Task: Retype the data below without altering anything.

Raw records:

# # # # # # #

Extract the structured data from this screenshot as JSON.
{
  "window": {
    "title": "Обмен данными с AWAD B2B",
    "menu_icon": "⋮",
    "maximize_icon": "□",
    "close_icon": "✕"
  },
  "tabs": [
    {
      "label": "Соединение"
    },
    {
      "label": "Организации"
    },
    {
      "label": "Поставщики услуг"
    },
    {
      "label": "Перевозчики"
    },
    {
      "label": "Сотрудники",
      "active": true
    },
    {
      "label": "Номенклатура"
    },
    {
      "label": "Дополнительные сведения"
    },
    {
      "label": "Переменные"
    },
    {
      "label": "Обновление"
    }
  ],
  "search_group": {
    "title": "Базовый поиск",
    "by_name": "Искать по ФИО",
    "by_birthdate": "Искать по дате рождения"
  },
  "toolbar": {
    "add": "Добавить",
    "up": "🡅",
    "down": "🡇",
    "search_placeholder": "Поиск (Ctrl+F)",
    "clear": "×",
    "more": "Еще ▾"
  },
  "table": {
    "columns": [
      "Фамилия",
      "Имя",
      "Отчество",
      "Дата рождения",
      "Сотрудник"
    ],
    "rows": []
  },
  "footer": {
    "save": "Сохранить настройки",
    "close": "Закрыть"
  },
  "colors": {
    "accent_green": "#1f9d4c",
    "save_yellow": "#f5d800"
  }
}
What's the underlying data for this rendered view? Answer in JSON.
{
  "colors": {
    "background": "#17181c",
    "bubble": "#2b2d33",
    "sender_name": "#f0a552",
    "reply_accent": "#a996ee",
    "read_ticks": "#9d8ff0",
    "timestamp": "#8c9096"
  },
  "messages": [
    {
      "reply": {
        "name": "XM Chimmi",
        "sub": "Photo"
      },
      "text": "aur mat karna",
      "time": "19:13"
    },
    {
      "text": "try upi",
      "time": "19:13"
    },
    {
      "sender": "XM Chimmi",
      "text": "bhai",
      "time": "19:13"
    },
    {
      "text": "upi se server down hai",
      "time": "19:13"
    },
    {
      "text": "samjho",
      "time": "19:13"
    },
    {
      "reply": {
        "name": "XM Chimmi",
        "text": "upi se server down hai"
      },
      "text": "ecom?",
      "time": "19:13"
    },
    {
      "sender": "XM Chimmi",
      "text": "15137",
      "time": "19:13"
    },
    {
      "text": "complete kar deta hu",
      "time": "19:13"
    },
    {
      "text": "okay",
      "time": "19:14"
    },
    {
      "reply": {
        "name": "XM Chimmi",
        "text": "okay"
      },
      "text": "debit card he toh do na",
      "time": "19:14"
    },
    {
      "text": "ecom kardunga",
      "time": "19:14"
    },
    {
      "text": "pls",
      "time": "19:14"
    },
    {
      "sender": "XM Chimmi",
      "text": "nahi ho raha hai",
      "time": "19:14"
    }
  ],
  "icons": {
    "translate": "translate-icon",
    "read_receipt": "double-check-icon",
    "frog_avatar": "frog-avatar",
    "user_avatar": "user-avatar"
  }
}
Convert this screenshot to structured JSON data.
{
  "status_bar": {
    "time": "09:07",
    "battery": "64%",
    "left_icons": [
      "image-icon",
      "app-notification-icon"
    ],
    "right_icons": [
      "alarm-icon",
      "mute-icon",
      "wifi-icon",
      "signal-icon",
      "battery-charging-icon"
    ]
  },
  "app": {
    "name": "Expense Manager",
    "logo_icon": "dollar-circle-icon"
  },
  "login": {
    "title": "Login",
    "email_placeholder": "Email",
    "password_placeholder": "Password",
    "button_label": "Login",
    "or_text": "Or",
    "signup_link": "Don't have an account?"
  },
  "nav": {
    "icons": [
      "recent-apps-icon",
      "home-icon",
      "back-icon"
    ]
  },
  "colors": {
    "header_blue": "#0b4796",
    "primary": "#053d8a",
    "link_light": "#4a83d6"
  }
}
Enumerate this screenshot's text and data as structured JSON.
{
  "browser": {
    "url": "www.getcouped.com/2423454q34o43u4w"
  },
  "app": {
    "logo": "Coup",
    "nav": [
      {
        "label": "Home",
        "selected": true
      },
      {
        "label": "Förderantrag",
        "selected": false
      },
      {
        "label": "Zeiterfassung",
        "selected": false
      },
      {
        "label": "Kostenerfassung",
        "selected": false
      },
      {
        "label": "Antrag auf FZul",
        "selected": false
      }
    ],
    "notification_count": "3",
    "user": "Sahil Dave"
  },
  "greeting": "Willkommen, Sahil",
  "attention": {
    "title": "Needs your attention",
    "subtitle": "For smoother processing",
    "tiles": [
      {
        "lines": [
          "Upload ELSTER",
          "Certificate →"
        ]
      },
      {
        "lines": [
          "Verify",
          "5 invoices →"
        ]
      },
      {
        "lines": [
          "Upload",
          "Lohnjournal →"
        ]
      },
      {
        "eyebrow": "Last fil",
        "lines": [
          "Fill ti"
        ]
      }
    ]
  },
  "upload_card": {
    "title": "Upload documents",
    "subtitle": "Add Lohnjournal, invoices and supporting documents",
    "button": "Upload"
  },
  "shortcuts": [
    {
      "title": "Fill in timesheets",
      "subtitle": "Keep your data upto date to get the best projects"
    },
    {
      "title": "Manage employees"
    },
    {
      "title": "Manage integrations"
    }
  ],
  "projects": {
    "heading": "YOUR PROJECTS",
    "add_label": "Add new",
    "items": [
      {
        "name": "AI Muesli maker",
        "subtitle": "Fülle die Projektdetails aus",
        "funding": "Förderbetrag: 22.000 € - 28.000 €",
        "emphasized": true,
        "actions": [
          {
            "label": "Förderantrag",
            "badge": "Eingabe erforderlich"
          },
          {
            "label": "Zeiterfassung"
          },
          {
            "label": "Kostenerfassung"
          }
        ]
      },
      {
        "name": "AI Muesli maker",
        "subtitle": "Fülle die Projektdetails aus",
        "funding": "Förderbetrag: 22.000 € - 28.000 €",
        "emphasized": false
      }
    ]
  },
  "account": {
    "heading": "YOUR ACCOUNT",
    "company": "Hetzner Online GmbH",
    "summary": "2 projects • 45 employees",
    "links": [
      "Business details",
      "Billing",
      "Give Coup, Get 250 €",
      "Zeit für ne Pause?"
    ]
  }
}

# # # # # # #

Answer:
Extract the structured data from this screenshot as JSON.
{
  "window": {
    "title": "Обмен данными с AWAD B2B",
    "menu_icon": "⋮",
    "maximize_icon": "□",
    "close_icon": "✕"
  },
  "tabs": [
    {
      "label": "Соединение"
    },
    {
      "label": "Организации"
    },
    {
      "label": "Поставщики услуг"
    },
    {
      "label": "Перевозчики"
    },
    {
      "label": "Сотрудники",
      "active": true
    },
    {
      "label": "Номенклатура"
    },
    {
      "label": "Дополнительные сведения"
    },
    {
      "label": "Переменные"
    },
    {
      "label": "Обновление"
    }
  ],
  "search_group": {
    "title": "Базовый поиск",
    "by_name": "Искать по ФИО",
    "by_birthdate": "Искать по дате рождения"
  },
  "toolbar": {
    "add": "Добавить",
    "up": "🡅",
    "down": "🡇",
    "search_placeholder": "Поиск (Ctrl+F)",
    "clear": "×",
    "more": "Еще ▾"
  },
  "table": {
    "columns": [
      "Фамилия",
      "Имя",
      "Отчество",
      "Дата рождения",
      "Сотрудник"
    ],
    "rows": []
  },
  "footer": {
    "save": "Сохранить настройки",
    "close": "Закрыть"
  },
  "colors": {
    "accent_green": "#1f9d4c",
    "save_yellow": "#f5d800"
  }
}
What's the underlying data for this rendered view? Answer in JSON.
{
  "colors": {
    "background": "#17181c",
    "bubble": "#2b2d33",
    "sender_name": "#f0a552",
    "reply_accent": "#a996ee",
    "read_ticks": "#9d8ff0",
    "timestamp": "#8c9096"
  },
  "messages": [
    {
      "reply": {
        "name": "XM Chimmi",
        "sub": "Photo"
      },
      "text": "aur mat karna",
      "time": "19:13"
    },
    {
      "text": "try upi",
      "time": "19:13"
    },
    {
      "sender": "XM Chimmi",
      "text": "bhai",
      "time": "19:13"
    },
    {
      "text": "upi se server down hai",
      "time": "19:13"
    },
    {
      "text": "samjho",
      "time": "19:13"
    },
    {
      "reply": {
        "name": "XM Chimmi",
        "text": "upi se server down hai"
      },
      "text": "ecom?",
      "time": "19:13"
    },
    {
      "sender": "XM Chimmi",
      "text": "15137",
      "time": "19:13"
    },
    {
      "text": "complete kar deta hu",
      "time": "19:13"
    },
    {
      "text": "okay",
      "time": "19:14"
    },
    {
      "reply": {
        "name": "XM Chimmi",
        "text": "okay"
      },
      "text": "debit card he toh do na",
      "time": "19:14"
    },
    {
      "text": "ecom kardunga",
      "time": "19:14"
    },
    {
      "text": "pls",
      "time": "19:14"
    },
    {
      "sender": "XM Chimmi",
      "text": "nahi ho raha hai",
      "time": "19:14"
    }
  ],
  "icons": {
    "translate": "translate-icon",
    "read_receipt": "double-check-icon",
    "frog_avatar": "frog-avatar",
    "user_avatar": "user-avatar"
  }
}
Convert this screenshot to structured JSON data.
{
  "status_bar": {
    "time": "09:07",
    "battery": "64%",
    "left_icons": [
      "image-icon",
      "app-notification-icon"
    ],
    "right_icons": [
      "alarm-icon",
      "mute-icon",
      "wifi-icon",
      "signal-icon",
      "battery-charging-icon"
    ]
  },
  "app": {
    "name": "Expense Manager",
    "logo_icon": "dollar-circle-icon"
  },
  "login": {
    "title": "Login",
    "email_placeholder": "Email",
    "password_placeholder": "Password",
    "button_label": "Login",
    "or_text": "Or",
    "signup_link": "Don't have an account?"
  },
  "nav": {
    "icons": [
      "recent-apps-icon",
      "home-icon",
      "back-icon"
    ]
  },
  "colors": {
    "header_blue": "#0b4796",
    "primary": "#053d8a",
    "link_light": "#4a83d6"
  }
}
Enumerate this screenshot's text and data as structured JSON.
{
  "browser": {
    "url": "www.getcouped.com/2423454q34o43u4w"
  },
  "app": {
    "logo": "Coup",
    "nav": [
      {
        "label": "Home",
        "selected": true
      },
      {
        "label": "Förderantrag",
        "selected": false
      },
      {
        "label": "Zeiterfassung",
        "selected": false
      },
      {
        "label": "Kostenerfassung",
        "selected": false
      },
      {
        "label": "Antrag auf FZul",
        "selected": false
      }
    ],
    "notification_count": "3",
    "user": "Sahil Dave"
  },
  "greeting": "Willkommen, Sahil",
  "attention": {
    "title": "Needs your attention",
    "subtitle": "For smoother processing",
    "tiles": [
      {
        "lines": [
          "Upload ELSTER",
          "Certificate →"
        ]
      },
      {
        "lines": [
          "Verify",
          "5 invoices →"
        ]
      },
      {
        "lines": [
          "Upload",
          "Lohnjournal →"
        ]
      },
      {
        "eyebrow": "Last fil",
        "lines": [
          "Fill ti"
        ]
      }
    ]
  },
  "upload_card": {
    "title": "Upload documents",
    "subtitle": "Add Lohnjournal, invoices and supporting documents",
    "button": "Upload"
  },
  "shortcuts": [
    {
      "title": "Fill in timesheets",
      "subtitle": "Keep your data upto date to get the best projects"
    },
    {
      "title": "Manage employees"
    },
    {
      "title": "Manage integrations"
    }
  ],
  "projects": {
    "heading": "YOUR PROJECTS",
    "add_label": "Add new",
    "items": [
      {
        "name": "AI Muesli maker",
        "subtitle": "Fülle die Projektdetails aus",
        "funding": "Förderbetrag: 22.000 € - 28.000 €",
        "emphasized": true,
        "actions": [
          {
            "label": "Förderantrag",
            "badge": "Eingabe erforderlich"
          },
          {
            "label": "Zeiterfassung"
          },
          {
            "label": "Kostenerfassung"
          }
        ]
      },
      {
        "name": "AI Muesli maker",
        "subtitle": "Fülle die Projektdetails aus",
        "funding": "Förderbetrag: 22.000 € - 28.000 €",
        "emphasized": false
      }
    ]
  },
  "account": {
    "heading": "YOUR ACCOUNT",
    "company": "Hetzner Online GmbH",
    "summary": "2 projects • 45 employees",
    "links": [
      "Business details",
      "Billing",
      "Give Coup, Get 250 €",
      "Zeit für ne Pause?"
    ]
  }
}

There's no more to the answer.